BEGIN Task input
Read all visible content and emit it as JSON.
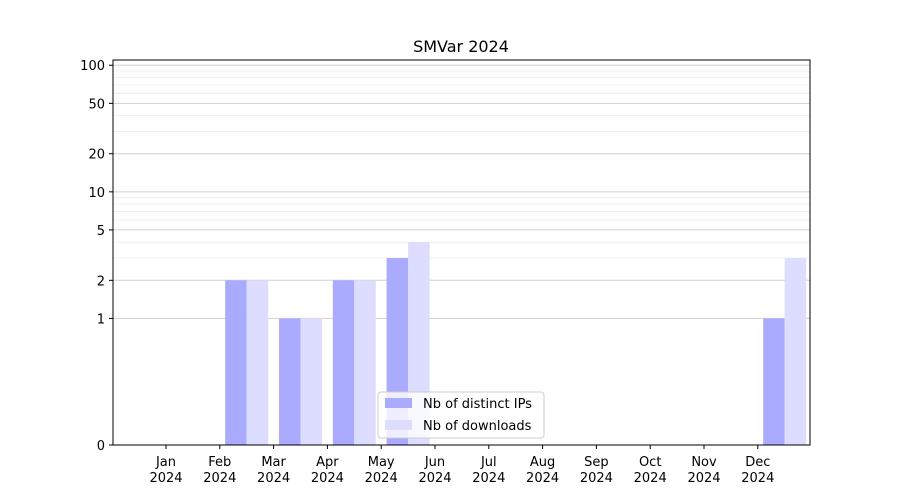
{
  "chart_data": {
    "type": "bar",
    "title": "SMVar 2024",
    "xlabel": "",
    "ylabel": "",
    "yscale": "symlog",
    "ylim": [
      0,
      110
    ],
    "yticks": [
      0,
      1,
      2,
      5,
      10,
      20,
      50,
      100
    ],
    "ytick_labels": [
      "0",
      "1",
      "2",
      "5",
      "10",
      "20",
      "50",
      "100"
    ],
    "grid": "horizontal",
    "legend_position": "bottom-center",
    "categories": [
      "Jan\n2024",
      "Feb\n2024",
      "Mar\n2024",
      "Apr\n2024",
      "May\n2024",
      "Jun\n2024",
      "Jul\n2024",
      "Aug\n2024",
      "Sep\n2024",
      "Oct\n2024",
      "Nov\n2024",
      "Dec\n2024"
    ],
    "category_lines": [
      [
        "Jan",
        "2024"
      ],
      [
        "Feb",
        "2024"
      ],
      [
        "Mar",
        "2024"
      ],
      [
        "Apr",
        "2024"
      ],
      [
        "May",
        "2024"
      ],
      [
        "Jun",
        "2024"
      ],
      [
        "Jul",
        "2024"
      ],
      [
        "Aug",
        "2024"
      ],
      [
        "Sep",
        "2024"
      ],
      [
        "Oct",
        "2024"
      ],
      [
        "Nov",
        "2024"
      ],
      [
        "Dec",
        "2024"
      ]
    ],
    "series": [
      {
        "name": "Nb of distinct IPs",
        "color": "#aaaaff",
        "values": [
          0,
          2,
          1,
          2,
          3,
          0,
          0,
          0,
          0,
          0,
          0,
          1
        ]
      },
      {
        "name": "Nb of downloads",
        "color": "#ddddff",
        "values": [
          0,
          2,
          1,
          2,
          4,
          0,
          0,
          0,
          0,
          0,
          0,
          3
        ]
      }
    ]
  }
}
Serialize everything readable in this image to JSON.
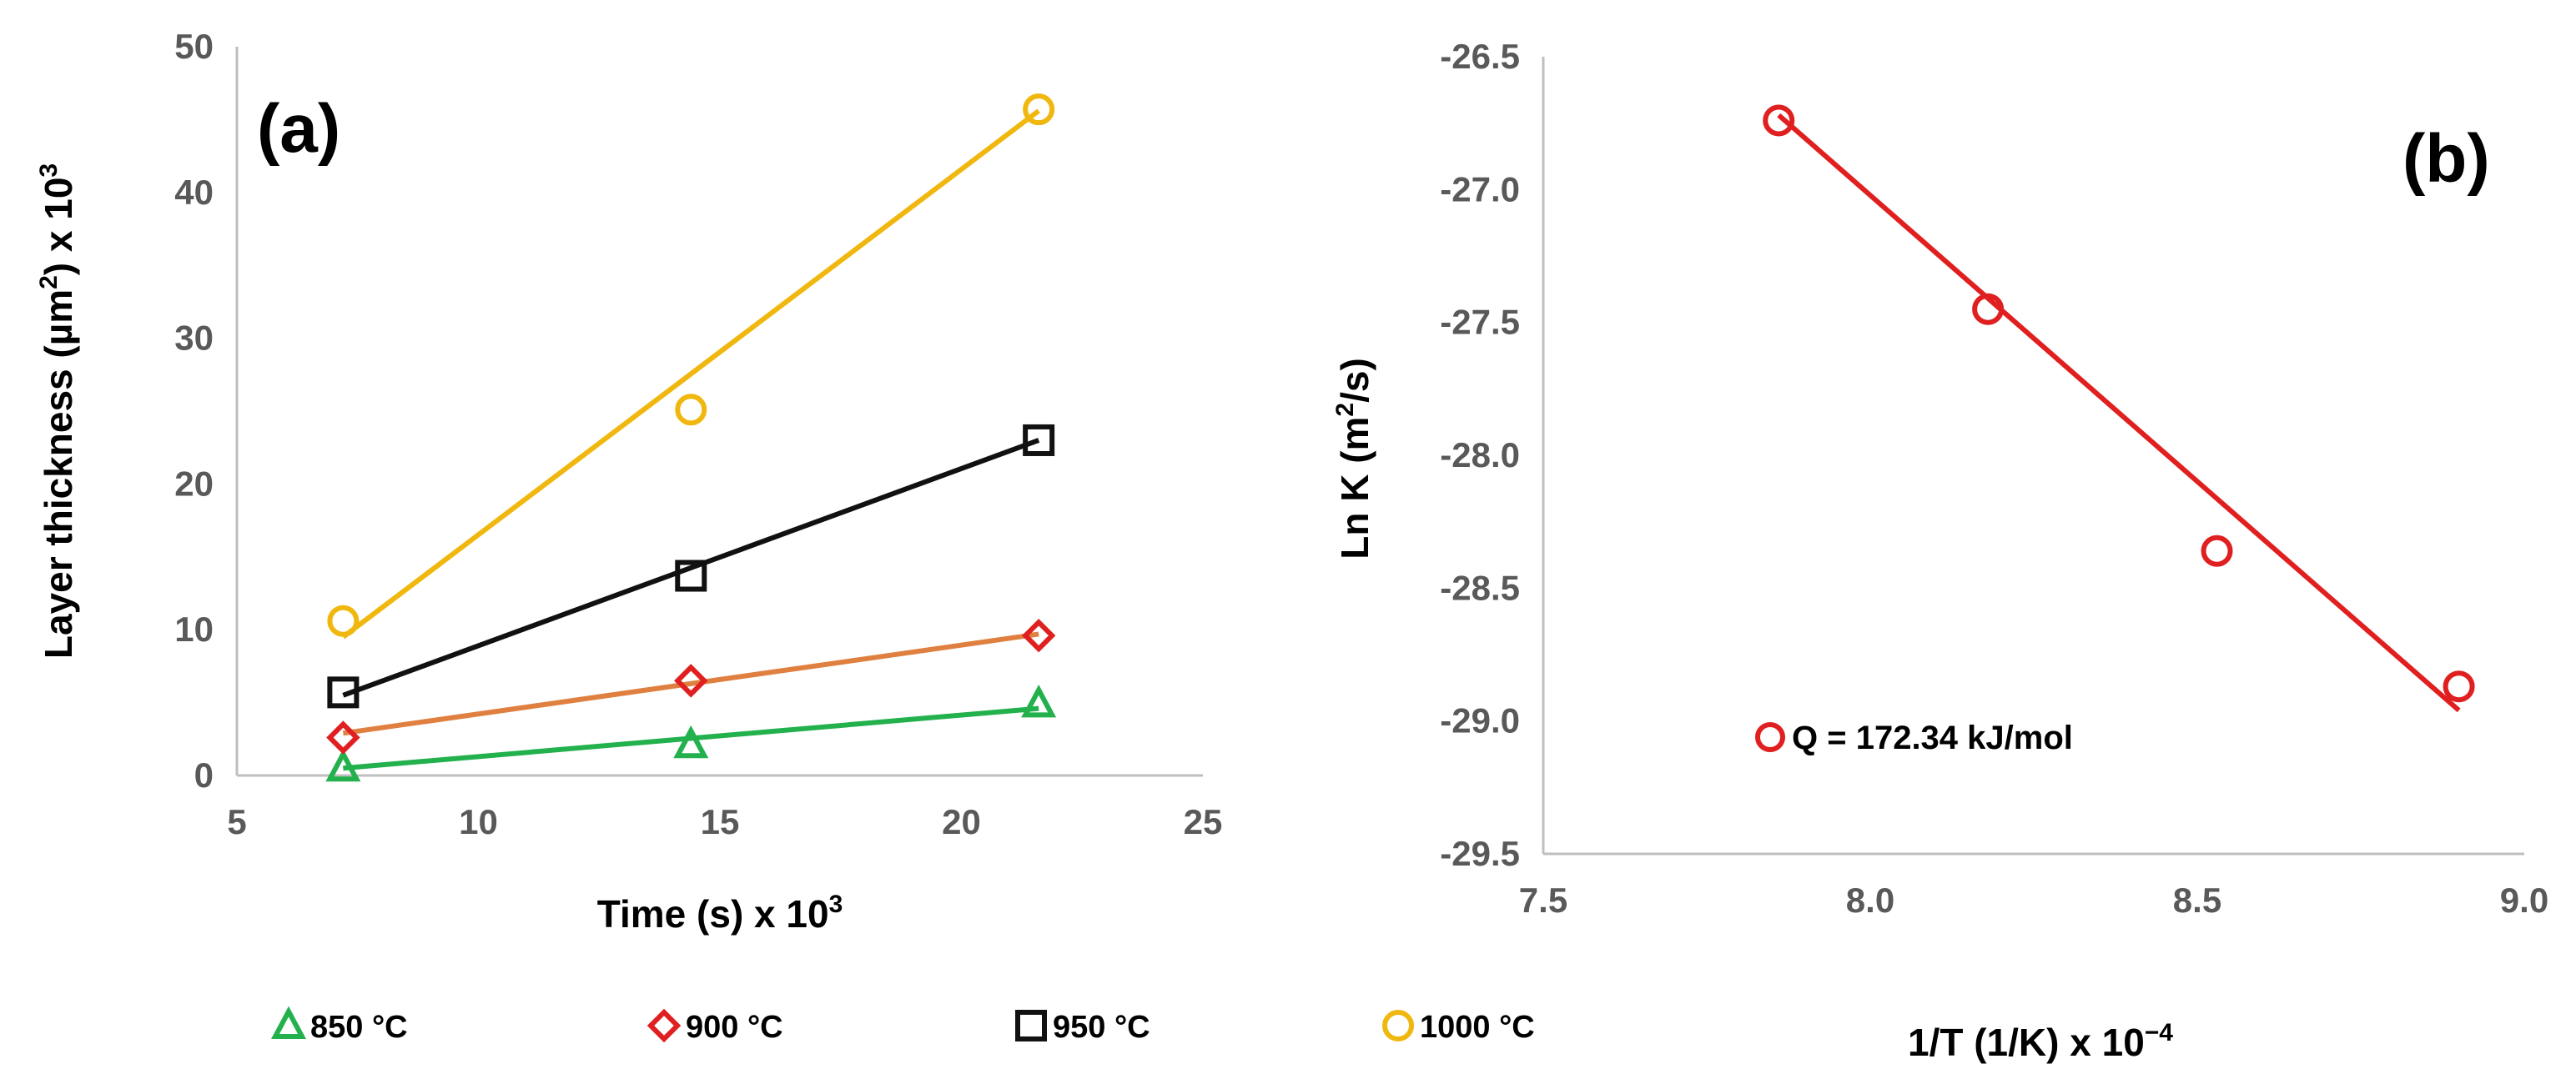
{
  "chart_data": [
    {
      "panel_label": "(a)",
      "type": "scatter",
      "title": "",
      "xlabel": "Time (s) x 10",
      "xlabel_sup": "3",
      "ylabel_pre": "Layer thickness (µm",
      "ylabel_sup1": "2",
      "ylabel_mid": ") x 10",
      "ylabel_sup2": "3",
      "xlim": [
        5,
        25
      ],
      "ylim": [
        0,
        50
      ],
      "xticks": [
        "5",
        "10",
        "15",
        "20",
        "25"
      ],
      "yticks": [
        "0",
        "10",
        "20",
        "30",
        "40",
        "50"
      ],
      "legend_position": "bottom",
      "series": [
        {
          "name": "850 °C",
          "marker": "triangle",
          "color": "#22b14c",
          "x": [
            7.2,
            14.4,
            21.6
          ],
          "y": [
            0.5,
            2.1,
            4.9
          ],
          "fit": [
            [
              7.2,
              0.5
            ],
            [
              21.6,
              4.6
            ]
          ]
        },
        {
          "name": "900 °C",
          "marker": "diamond",
          "color": "#e02020",
          "line_color": "#e08040",
          "x": [
            7.2,
            14.4,
            21.6
          ],
          "y": [
            2.6,
            6.5,
            9.6
          ],
          "fit": [
            [
              7.2,
              2.9
            ],
            [
              21.6,
              9.7
            ]
          ]
        },
        {
          "name": "950 °C",
          "marker": "square",
          "color": "#111111",
          "x": [
            7.2,
            14.4,
            21.6
          ],
          "y": [
            5.7,
            13.7,
            23.0
          ],
          "fit": [
            [
              7.2,
              5.5
            ],
            [
              21.6,
              23.0
            ]
          ]
        },
        {
          "name": "1000 °C",
          "marker": "circle",
          "color": "#f0b70e",
          "x": [
            7.2,
            14.4,
            21.6
          ],
          "y": [
            10.6,
            25.1,
            45.7
          ],
          "fit": [
            [
              7.2,
              9.5
            ],
            [
              21.6,
              45.6
            ]
          ]
        }
      ]
    },
    {
      "panel_label": "(b)",
      "type": "scatter",
      "title": "",
      "xlabel": "1/T (1/K) x 10",
      "xlabel_sup": "−4",
      "ylabel_pre": "Ln K (m",
      "ylabel_sup": "2",
      "ylabel_post": "/s)",
      "xlim": [
        7.5,
        9.0
      ],
      "ylim": [
        -29.5,
        -26.5
      ],
      "xticks": [
        "7.5",
        "8.0",
        "8.5",
        "9.0"
      ],
      "yticks": [
        "-29.5",
        "-29.0",
        "-28.5",
        "-28.0",
        "-27.5",
        "-27.0",
        "-26.5"
      ],
      "series": [
        {
          "name": "Ln K",
          "marker": "circle",
          "color": "#e02020",
          "x": [
            7.86,
            8.18,
            8.53,
            8.9
          ],
          "y": [
            -26.74,
            -27.45,
            -28.36,
            -28.87
          ],
          "fit": [
            [
              7.86,
              -26.72
            ],
            [
              8.9,
              -28.96
            ]
          ]
        }
      ],
      "annotation": "Q = 172.34 kJ/mol"
    }
  ]
}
END Task input
* Task brief *
Images in the records should not be copied. Repeat all the rest exactly.

* Output *
Read all visible content and emit it as JSON.
{
  "chart_data": {
    "type": "bar",
    "title": "SMVar 2024",
    "xlabel": "",
    "ylabel": "",
    "yscale": "symlog",
    "ylim": [
      0,
      110
    ],
    "yticks": [
      0,
      1,
      2,
      5,
      10,
      20,
      50,
      100
    ],
    "ytick_labels": [
      "0",
      "1",
      "2",
      "5",
      "10",
      "20",
      "50",
      "100"
    ],
    "grid": "horizontal",
    "legend_position": "bottom-center",
    "categories": [
      "Jan\n2024",
      "Feb\n2024",
      "Mar\n2024",
      "Apr\n2024",
      "May\n2024",
      "Jun\n2024",
      "Jul\n2024",
      "Aug\n2024",
      "Sep\n2024",
      "Oct\n2024",
      "Nov\n2024",
      "Dec\n2024"
    ],
    "category_lines": [
      [
        "Jan",
        "2024"
      ],
      [
        "Feb",
        "2024"
      ],
      [
        "Mar",
        "2024"
      ],
      [
        "Apr",
        "2024"
      ],
      [
        "May",
        "2024"
      ],
      [
        "Jun",
        "2024"
      ],
      [
        "Jul",
        "2024"
      ],
      [
        "Aug",
        "2024"
      ],
      [
        "Sep",
        "2024"
      ],
      [
        "Oct",
        "2024"
      ],
      [
        "Nov",
        "2024"
      ],
      [
        "Dec",
        "2024"
      ]
    ],
    "series": [
      {
        "name": "Nb of distinct IPs",
        "color": "#aaaaff",
        "values": [
          0,
          2,
          1,
          2,
          3,
          0,
          0,
          0,
          0,
          0,
          0,
          1
        ]
      },
      {
        "name": "Nb of downloads",
        "color": "#ddddff",
        "values": [
          0,
          2,
          1,
          2,
          4,
          0,
          0,
          0,
          0,
          0,
          0,
          3
        ]
      }
    ]
  }
}
Serialize everything readable in this image to JSON.
{
  "chart_data": [
    {
      "panel_label": "(a)",
      "type": "scatter",
      "title": "",
      "xlabel": "Time (s) x 10",
      "xlabel_sup": "3",
      "ylabel_pre": "Layer thickness (µm",
      "ylabel_sup1": "2",
      "ylabel_mid": ") x 10",
      "ylabel_sup2": "3",
      "xlim": [
        5,
        25
      ],
      "ylim": [
        0,
        50
      ],
      "xticks": [
        "5",
        "10",
        "15",
        "20",
        "25"
      ],
      "yticks": [
        "0",
        "10",
        "20",
        "30",
        "40",
        "50"
      ],
      "legend_position": "bottom",
      "series": [
        {
          "name": "850 °C",
          "marker": "triangle",
          "color": "#22b14c",
          "x": [
            7.2,
            14.4,
            21.6
          ],
          "y": [
            0.5,
            2.1,
            4.9
          ],
          "fit": [
            [
              7.2,
              0.5
            ],
            [
              21.6,
              4.6
            ]
          ]
        },
        {
          "name": "900 °C",
          "marker": "diamond",
          "color": "#e02020",
          "line_color": "#e08040",
          "x": [
            7.2,
            14.4,
            21.6
          ],
          "y": [
            2.6,
            6.5,
            9.6
          ],
          "fit": [
            [
              7.2,
              2.9
            ],
            [
              21.6,
              9.7
            ]
          ]
        },
        {
          "name": "950 °C",
          "marker": "square",
          "color": "#111111",
          "x": [
            7.2,
            14.4,
            21.6
          ],
          "y": [
            5.7,
            13.7,
            23.0
          ],
          "fit": [
            [
              7.2,
              5.5
            ],
            [
              21.6,
              23.0
            ]
          ]
        },
        {
          "name": "1000 °C",
          "marker": "circle",
          "color": "#f0b70e",
          "x": [
            7.2,
            14.4,
            21.6
          ],
          "y": [
            10.6,
            25.1,
            45.7
          ],
          "fit": [
            [
              7.2,
              9.5
            ],
            [
              21.6,
              45.6
            ]
          ]
        }
      ]
    },
    {
      "panel_label": "(b)",
      "type": "scatter",
      "title": "",
      "xlabel": "1/T (1/K) x 10",
      "xlabel_sup": "−4",
      "ylabel_pre": "Ln K (m",
      "ylabel_sup": "2",
      "ylabel_post": "/s)",
      "xlim": [
        7.5,
        9.0
      ],
      "ylim": [
        -29.5,
        -26.5
      ],
      "xticks": [
        "7.5",
        "8.0",
        "8.5",
        "9.0"
      ],
      "yticks": [
        "-29.5",
        "-29.0",
        "-28.5",
        "-28.0",
        "-27.5",
        "-27.0",
        "-26.5"
      ],
      "series": [
        {
          "name": "Ln K",
          "marker": "circle",
          "color": "#e02020",
          "x": [
            7.86,
            8.18,
            8.53,
            8.9
          ],
          "y": [
            -26.74,
            -27.45,
            -28.36,
            -28.87
          ],
          "fit": [
            [
              7.86,
              -26.72
            ],
            [
              8.9,
              -28.96
            ]
          ]
        }
      ],
      "annotation": "Q = 172.34 kJ/mol"
    }
  ]
}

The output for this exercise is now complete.